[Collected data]
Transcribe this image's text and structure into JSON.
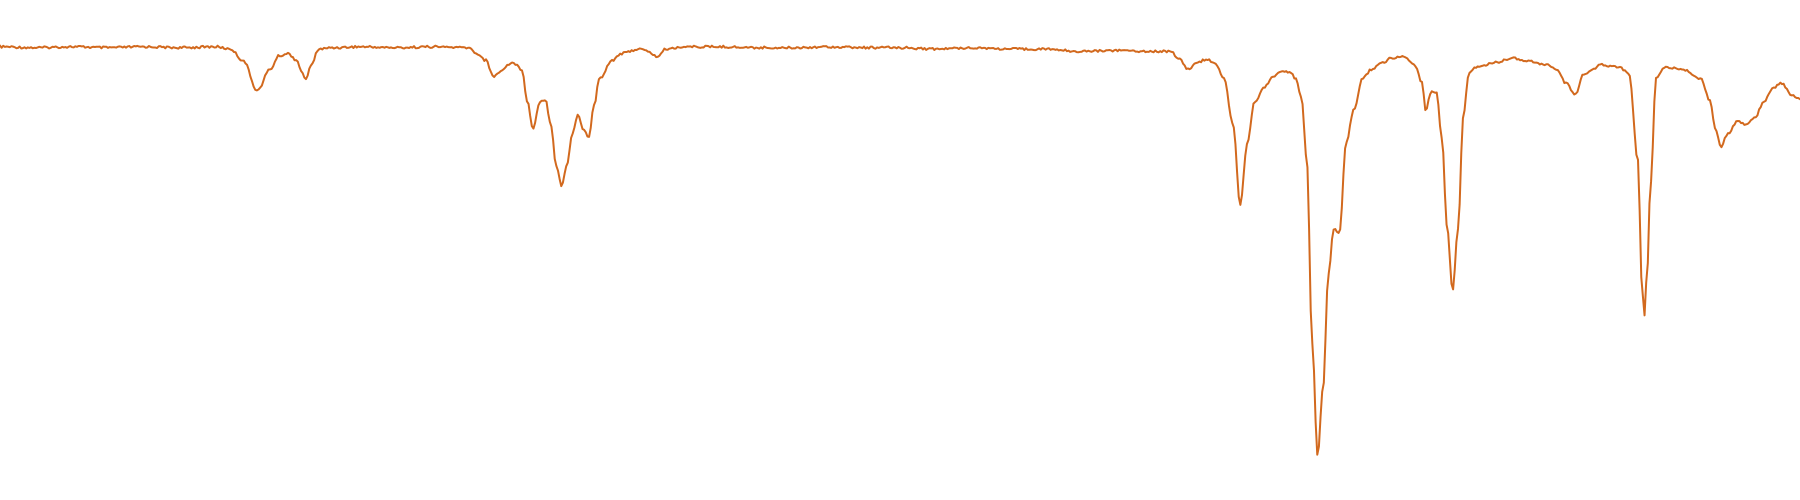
{
  "chart_data": {
    "type": "line",
    "title": "",
    "xlabel": "",
    "ylabel": "",
    "grid": false,
    "legend": "none",
    "xlim": [
      0,
      100
    ],
    "ylim": [
      0,
      100
    ],
    "series": [
      {
        "color": "#D2691E",
        "points": [
          [
            0.0,
            5.0
          ],
          [
            2.0,
            5.2
          ],
          [
            4.0,
            5.0
          ],
          [
            6.0,
            5.2
          ],
          [
            8.0,
            5.0
          ],
          [
            10.0,
            5.2
          ],
          [
            12.0,
            5.0
          ],
          [
            12.8,
            5.5
          ],
          [
            13.5,
            8.0
          ],
          [
            14.3,
            14.6
          ],
          [
            15.0,
            10.0
          ],
          [
            15.5,
            7.0
          ],
          [
            16.0,
            6.5
          ],
          [
            16.5,
            8.0
          ],
          [
            16.8,
            11.0
          ],
          [
            17.0,
            12.0
          ],
          [
            17.3,
            9.0
          ],
          [
            17.7,
            5.5
          ],
          [
            18.5,
            5.2
          ],
          [
            20.0,
            5.0
          ],
          [
            22.0,
            5.2
          ],
          [
            24.0,
            5.0
          ],
          [
            26.0,
            5.2
          ],
          [
            26.5,
            6.5
          ],
          [
            27.0,
            8.0
          ],
          [
            27.4,
            11.5
          ],
          [
            27.8,
            10.5
          ],
          [
            28.2,
            9.0
          ],
          [
            28.5,
            8.5
          ],
          [
            29.0,
            10.0
          ],
          [
            29.3,
            17.0
          ],
          [
            29.6,
            23.0
          ],
          [
            30.0,
            17.0
          ],
          [
            30.3,
            16.6
          ],
          [
            30.6,
            22.0
          ],
          [
            30.9,
            31.0
          ],
          [
            31.2,
            35.5
          ],
          [
            31.5,
            31.0
          ],
          [
            31.8,
            24.0
          ],
          [
            32.1,
            20.0
          ],
          [
            32.4,
            23.0
          ],
          [
            32.7,
            25.0
          ],
          [
            33.0,
            18.0
          ],
          [
            33.3,
            12.0
          ],
          [
            34.0,
            8.0
          ],
          [
            34.5,
            6.5
          ],
          [
            35.5,
            5.5
          ],
          [
            36.0,
            6.0
          ],
          [
            36.5,
            7.2
          ],
          [
            37.0,
            5.5
          ],
          [
            38.0,
            5.0
          ],
          [
            40.0,
            5.0
          ],
          [
            42.0,
            5.2
          ],
          [
            44.0,
            5.2
          ],
          [
            46.0,
            5.0
          ],
          [
            48.0,
            5.2
          ],
          [
            50.0,
            5.2
          ],
          [
            52.0,
            5.5
          ],
          [
            54.0,
            5.2
          ],
          [
            56.0,
            5.5
          ],
          [
            58.0,
            5.5
          ],
          [
            60.0,
            6.0
          ],
          [
            62.0,
            5.8
          ],
          [
            64.0,
            6.0
          ],
          [
            65.0,
            6.0
          ],
          [
            65.5,
            7.5
          ],
          [
            66.0,
            10.0
          ],
          [
            66.5,
            8.5
          ],
          [
            67.0,
            7.8
          ],
          [
            67.5,
            8.5
          ],
          [
            68.0,
            12.0
          ],
          [
            68.5,
            22.0
          ],
          [
            68.9,
            39.7
          ],
          [
            69.3,
            26.0
          ],
          [
            69.7,
            17.2
          ],
          [
            70.2,
            14.0
          ],
          [
            70.8,
            11.5
          ],
          [
            71.2,
            10.4
          ],
          [
            71.7,
            10.8
          ],
          [
            72.0,
            12.0
          ],
          [
            72.3,
            16.0
          ],
          [
            72.6,
            30.0
          ],
          [
            72.9,
            70.0
          ],
          [
            73.2,
            94.9
          ],
          [
            73.5,
            80.0
          ],
          [
            73.8,
            55.0
          ],
          [
            74.1,
            45.0
          ],
          [
            74.4,
            46.0
          ],
          [
            74.8,
            26.0
          ],
          [
            75.2,
            19.0
          ],
          [
            75.7,
            12.0
          ],
          [
            76.2,
            10.0
          ],
          [
            76.8,
            8.5
          ],
          [
            77.3,
            7.5
          ],
          [
            78.0,
            7.2
          ],
          [
            78.6,
            9.0
          ],
          [
            79.0,
            13.0
          ],
          [
            79.2,
            19.0
          ],
          [
            79.5,
            15.0
          ],
          [
            79.8,
            15.0
          ],
          [
            80.1,
            25.0
          ],
          [
            80.4,
            45.0
          ],
          [
            80.7,
            58.7
          ],
          [
            81.0,
            45.0
          ],
          [
            81.3,
            20.0
          ],
          [
            81.6,
            11.0
          ],
          [
            82.0,
            9.5
          ],
          [
            83.0,
            8.5
          ],
          [
            84.0,
            7.5
          ],
          [
            85.0,
            8.2
          ],
          [
            86.0,
            9.0
          ],
          [
            86.5,
            10.0
          ],
          [
            87.0,
            13.0
          ],
          [
            87.5,
            15.5
          ],
          [
            88.0,
            11.0
          ],
          [
            89.0,
            9.0
          ],
          [
            90.0,
            9.5
          ],
          [
            90.5,
            11.0
          ],
          [
            91.0,
            30.0
          ],
          [
            91.2,
            56.0
          ],
          [
            91.35,
            64.4
          ],
          [
            91.5,
            55.0
          ],
          [
            91.7,
            35.0
          ],
          [
            92.0,
            12.0
          ],
          [
            92.5,
            9.5
          ],
          [
            93.5,
            10.0
          ],
          [
            94.5,
            12.0
          ],
          [
            95.0,
            17.0
          ],
          [
            95.3,
            23.0
          ],
          [
            95.6,
            27.0
          ],
          [
            96.0,
            24.0
          ],
          [
            96.5,
            21.5
          ],
          [
            97.0,
            22.0
          ],
          [
            97.5,
            20.5
          ],
          [
            98.0,
            17.0
          ],
          [
            98.5,
            14.0
          ],
          [
            99.0,
            13.0
          ],
          [
            99.5,
            15.5
          ],
          [
            100.0,
            16.5
          ]
        ]
      }
    ]
  }
}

§ **YOUR TASK**
From the records given above, reproduce all text exactly and exclude each picture.

§ **FINISHED TASK**
Transcribe this image's text and structure into JSON.
{
  "chart_data": {
    "type": "line",
    "title": "",
    "xlabel": "",
    "ylabel": "",
    "grid": false,
    "legend": "none",
    "xlim": [
      0,
      100
    ],
    "ylim": [
      0,
      100
    ],
    "series": [
      {
        "color": "#D2691E",
        "points": [
          [
            0.0,
            5.0
          ],
          [
            2.0,
            5.2
          ],
          [
            4.0,
            5.0
          ],
          [
            6.0,
            5.2
          ],
          [
            8.0,
            5.0
          ],
          [
            10.0,
            5.2
          ],
          [
            12.0,
            5.0
          ],
          [
            12.8,
            5.5
          ],
          [
            13.5,
            8.0
          ],
          [
            14.3,
            14.6
          ],
          [
            15.0,
            10.0
          ],
          [
            15.5,
            7.0
          ],
          [
            16.0,
            6.5
          ],
          [
            16.5,
            8.0
          ],
          [
            16.8,
            11.0
          ],
          [
            17.0,
            12.0
          ],
          [
            17.3,
            9.0
          ],
          [
            17.7,
            5.5
          ],
          [
            18.5,
            5.2
          ],
          [
            20.0,
            5.0
          ],
          [
            22.0,
            5.2
          ],
          [
            24.0,
            5.0
          ],
          [
            26.0,
            5.2
          ],
          [
            26.5,
            6.5
          ],
          [
            27.0,
            8.0
          ],
          [
            27.4,
            11.5
          ],
          [
            27.8,
            10.5
          ],
          [
            28.2,
            9.0
          ],
          [
            28.5,
            8.5
          ],
          [
            29.0,
            10.0
          ],
          [
            29.3,
            17.0
          ],
          [
            29.6,
            23.0
          ],
          [
            30.0,
            17.0
          ],
          [
            30.3,
            16.6
          ],
          [
            30.6,
            22.0
          ],
          [
            30.9,
            31.0
          ],
          [
            31.2,
            35.5
          ],
          [
            31.5,
            31.0
          ],
          [
            31.8,
            24.0
          ],
          [
            32.1,
            20.0
          ],
          [
            32.4,
            23.0
          ],
          [
            32.7,
            25.0
          ],
          [
            33.0,
            18.0
          ],
          [
            33.3,
            12.0
          ],
          [
            34.0,
            8.0
          ],
          [
            34.5,
            6.5
          ],
          [
            35.5,
            5.5
          ],
          [
            36.0,
            6.0
          ],
          [
            36.5,
            7.2
          ],
          [
            37.0,
            5.5
          ],
          [
            38.0,
            5.0
          ],
          [
            40.0,
            5.0
          ],
          [
            42.0,
            5.2
          ],
          [
            44.0,
            5.2
          ],
          [
            46.0,
            5.0
          ],
          [
            48.0,
            5.2
          ],
          [
            50.0,
            5.2
          ],
          [
            52.0,
            5.5
          ],
          [
            54.0,
            5.2
          ],
          [
            56.0,
            5.5
          ],
          [
            58.0,
            5.5
          ],
          [
            60.0,
            6.0
          ],
          [
            62.0,
            5.8
          ],
          [
            64.0,
            6.0
          ],
          [
            65.0,
            6.0
          ],
          [
            65.5,
            7.5
          ],
          [
            66.0,
            10.0
          ],
          [
            66.5,
            8.5
          ],
          [
            67.0,
            7.8
          ],
          [
            67.5,
            8.5
          ],
          [
            68.0,
            12.0
          ],
          [
            68.5,
            22.0
          ],
          [
            68.9,
            39.7
          ],
          [
            69.3,
            26.0
          ],
          [
            69.7,
            17.2
          ],
          [
            70.2,
            14.0
          ],
          [
            70.8,
            11.5
          ],
          [
            71.2,
            10.4
          ],
          [
            71.7,
            10.8
          ],
          [
            72.0,
            12.0
          ],
          [
            72.3,
            16.0
          ],
          [
            72.6,
            30.0
          ],
          [
            72.9,
            70.0
          ],
          [
            73.2,
            94.9
          ],
          [
            73.5,
            80.0
          ],
          [
            73.8,
            55.0
          ],
          [
            74.1,
            45.0
          ],
          [
            74.4,
            46.0
          ],
          [
            74.8,
            26.0
          ],
          [
            75.2,
            19.0
          ],
          [
            75.7,
            12.0
          ],
          [
            76.2,
            10.0
          ],
          [
            76.8,
            8.5
          ],
          [
            77.3,
            7.5
          ],
          [
            78.0,
            7.2
          ],
          [
            78.6,
            9.0
          ],
          [
            79.0,
            13.0
          ],
          [
            79.2,
            19.0
          ],
          [
            79.5,
            15.0
          ],
          [
            79.8,
            15.0
          ],
          [
            80.1,
            25.0
          ],
          [
            80.4,
            45.0
          ],
          [
            80.7,
            58.7
          ],
          [
            81.0,
            45.0
          ],
          [
            81.3,
            20.0
          ],
          [
            81.6,
            11.0
          ],
          [
            82.0,
            9.5
          ],
          [
            83.0,
            8.5
          ],
          [
            84.0,
            7.5
          ],
          [
            85.0,
            8.2
          ],
          [
            86.0,
            9.0
          ],
          [
            86.5,
            10.0
          ],
          [
            87.0,
            13.0
          ],
          [
            87.5,
            15.5
          ],
          [
            88.0,
            11.0
          ],
          [
            89.0,
            9.0
          ],
          [
            90.0,
            9.5
          ],
          [
            90.5,
            11.0
          ],
          [
            91.0,
            30.0
          ],
          [
            91.2,
            56.0
          ],
          [
            91.35,
            64.4
          ],
          [
            91.5,
            55.0
          ],
          [
            91.7,
            35.0
          ],
          [
            92.0,
            12.0
          ],
          [
            92.5,
            9.5
          ],
          [
            93.5,
            10.0
          ],
          [
            94.5,
            12.0
          ],
          [
            95.0,
            17.0
          ],
          [
            95.3,
            23.0
          ],
          [
            95.6,
            27.0
          ],
          [
            96.0,
            24.0
          ],
          [
            96.5,
            21.5
          ],
          [
            97.0,
            22.0
          ],
          [
            97.5,
            20.5
          ],
          [
            98.0,
            17.0
          ],
          [
            98.5,
            14.0
          ],
          [
            99.0,
            13.0
          ],
          [
            99.5,
            15.5
          ],
          [
            100.0,
            16.5
          ]
        ]
      }
    ]
  }
}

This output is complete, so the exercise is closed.